## BEGIN LISTING

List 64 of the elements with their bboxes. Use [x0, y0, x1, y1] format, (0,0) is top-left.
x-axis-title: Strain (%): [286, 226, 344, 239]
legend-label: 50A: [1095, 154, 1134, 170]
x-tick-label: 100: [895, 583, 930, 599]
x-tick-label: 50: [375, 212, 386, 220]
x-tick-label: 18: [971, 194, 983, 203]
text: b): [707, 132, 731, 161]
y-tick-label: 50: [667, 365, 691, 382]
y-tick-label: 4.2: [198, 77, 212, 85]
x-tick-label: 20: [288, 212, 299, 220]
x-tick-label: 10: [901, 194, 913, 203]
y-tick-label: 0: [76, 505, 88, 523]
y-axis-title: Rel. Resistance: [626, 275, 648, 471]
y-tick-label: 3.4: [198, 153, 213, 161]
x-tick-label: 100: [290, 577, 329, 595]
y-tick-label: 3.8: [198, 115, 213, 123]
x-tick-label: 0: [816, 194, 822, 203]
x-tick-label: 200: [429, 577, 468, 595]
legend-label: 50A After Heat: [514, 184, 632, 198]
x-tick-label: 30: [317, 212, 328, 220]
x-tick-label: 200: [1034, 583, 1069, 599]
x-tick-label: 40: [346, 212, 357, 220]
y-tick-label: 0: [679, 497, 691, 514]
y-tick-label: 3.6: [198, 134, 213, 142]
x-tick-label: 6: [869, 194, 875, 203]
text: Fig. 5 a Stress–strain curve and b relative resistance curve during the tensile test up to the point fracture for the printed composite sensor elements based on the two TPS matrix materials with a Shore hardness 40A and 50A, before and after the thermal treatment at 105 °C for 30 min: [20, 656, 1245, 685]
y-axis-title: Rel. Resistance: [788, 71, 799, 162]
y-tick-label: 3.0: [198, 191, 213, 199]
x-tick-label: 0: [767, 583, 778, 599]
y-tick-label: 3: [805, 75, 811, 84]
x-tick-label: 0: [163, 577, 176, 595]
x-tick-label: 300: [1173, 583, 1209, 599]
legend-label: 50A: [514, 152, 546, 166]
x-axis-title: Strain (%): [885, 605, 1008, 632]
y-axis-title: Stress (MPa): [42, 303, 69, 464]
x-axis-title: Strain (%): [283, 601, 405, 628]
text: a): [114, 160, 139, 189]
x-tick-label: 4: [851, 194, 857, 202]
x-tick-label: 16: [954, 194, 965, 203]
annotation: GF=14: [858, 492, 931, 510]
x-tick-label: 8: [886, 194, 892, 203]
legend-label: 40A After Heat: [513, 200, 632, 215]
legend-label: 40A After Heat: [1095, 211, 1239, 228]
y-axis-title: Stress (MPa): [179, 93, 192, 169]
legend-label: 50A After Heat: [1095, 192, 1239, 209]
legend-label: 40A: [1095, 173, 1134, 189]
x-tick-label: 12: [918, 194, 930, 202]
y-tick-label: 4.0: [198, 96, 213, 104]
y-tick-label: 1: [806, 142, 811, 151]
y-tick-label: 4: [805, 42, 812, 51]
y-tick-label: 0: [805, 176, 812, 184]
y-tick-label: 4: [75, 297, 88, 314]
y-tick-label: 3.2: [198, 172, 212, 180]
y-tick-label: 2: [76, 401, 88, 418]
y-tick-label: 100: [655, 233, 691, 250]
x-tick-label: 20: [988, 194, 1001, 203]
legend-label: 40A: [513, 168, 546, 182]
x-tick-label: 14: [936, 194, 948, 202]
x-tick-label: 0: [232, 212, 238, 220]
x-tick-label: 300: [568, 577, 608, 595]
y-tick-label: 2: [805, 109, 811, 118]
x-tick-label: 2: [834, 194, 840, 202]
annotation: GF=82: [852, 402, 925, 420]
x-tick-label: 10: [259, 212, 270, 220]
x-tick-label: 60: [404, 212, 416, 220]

## END LISTING

Transcribe every line above without changing anything.

List 64 of the elements with their bboxes. Use [x0, y0, x1, y1] format, (0,0) is top-left.
x-axis-title: Strain (%): [286, 226, 344, 239]
legend-label: 50A: [1095, 154, 1134, 170]
x-tick-label: 100: [895, 583, 930, 599]
x-tick-label: 50: [375, 212, 386, 220]
x-tick-label: 18: [971, 194, 983, 203]
text: b): [707, 132, 731, 161]
y-tick-label: 50: [667, 365, 691, 382]
y-tick-label: 4.2: [198, 77, 212, 85]
x-tick-label: 20: [288, 212, 299, 220]
x-tick-label: 10: [901, 194, 913, 203]
y-tick-label: 0: [76, 505, 88, 523]
y-axis-title: Rel. Resistance: [626, 275, 648, 471]
y-tick-label: 3.4: [198, 153, 213, 161]
x-tick-label: 100: [290, 577, 329, 595]
y-tick-label: 3.8: [198, 115, 213, 123]
x-tick-label: 0: [816, 194, 822, 203]
x-tick-label: 200: [429, 577, 468, 595]
legend-label: 50A After Heat: [514, 184, 632, 198]
x-tick-label: 30: [317, 212, 328, 220]
x-tick-label: 200: [1034, 583, 1069, 599]
x-tick-label: 40: [346, 212, 357, 220]
y-tick-label: 0: [679, 497, 691, 514]
y-tick-label: 3.6: [198, 134, 213, 142]
x-tick-label: 6: [869, 194, 875, 203]
text: Fig. 5 a Stress–strain curve and b relative resistance curve during the tensile test up to the point fracture for the printed composite sensor elements based on the two TPS matrix materials with a Shore hardness 40A and 50A, before and after the thermal treatment at 105 °C for 30 min: [20, 656, 1245, 685]
y-axis-title: Rel. Resistance: [788, 71, 799, 162]
y-tick-label: 3.0: [198, 191, 213, 199]
x-tick-label: 0: [767, 583, 778, 599]
y-tick-label: 3: [805, 75, 811, 84]
x-tick-label: 0: [163, 577, 176, 595]
x-tick-label: 300: [1173, 583, 1209, 599]
legend-label: 50A: [514, 152, 546, 166]
x-axis-title: Strain (%): [885, 605, 1008, 632]
y-axis-title: Stress (MPa): [42, 303, 69, 464]
x-axis-title: Strain (%): [283, 601, 405, 628]
text: a): [114, 160, 139, 189]
x-tick-label: 4: [851, 194, 857, 202]
x-tick-label: 16: [954, 194, 965, 203]
annotation: GF=14: [858, 492, 931, 510]
x-tick-label: 8: [886, 194, 892, 203]
legend-label: 40A After Heat: [513, 200, 632, 215]
legend-label: 40A After Heat: [1095, 211, 1239, 228]
y-axis-title: Stress (MPa): [179, 93, 192, 169]
legend-label: 50A After Heat: [1095, 192, 1239, 209]
legend-label: 40A: [1095, 173, 1134, 189]
x-tick-label: 12: [918, 194, 930, 202]
y-tick-label: 4.0: [198, 96, 213, 104]
y-tick-label: 1: [806, 142, 811, 151]
y-tick-label: 4: [805, 42, 812, 51]
y-tick-label: 0: [805, 176, 812, 184]
y-tick-label: 4: [75, 297, 88, 314]
y-tick-label: 3.2: [198, 172, 212, 180]
y-tick-label: 2: [76, 401, 88, 418]
y-tick-label: 100: [655, 233, 691, 250]
x-tick-label: 20: [988, 194, 1001, 203]
legend-label: 40A: [513, 168, 546, 182]
x-tick-label: 14: [936, 194, 948, 202]
x-tick-label: 0: [232, 212, 238, 220]
x-tick-label: 300: [568, 577, 608, 595]
y-tick-label: 2: [805, 109, 811, 118]
x-tick-label: 2: [834, 194, 840, 202]
annotation: GF=82: [852, 402, 925, 420]
x-tick-label: 10: [259, 212, 270, 220]
x-tick-label: 60: [404, 212, 416, 220]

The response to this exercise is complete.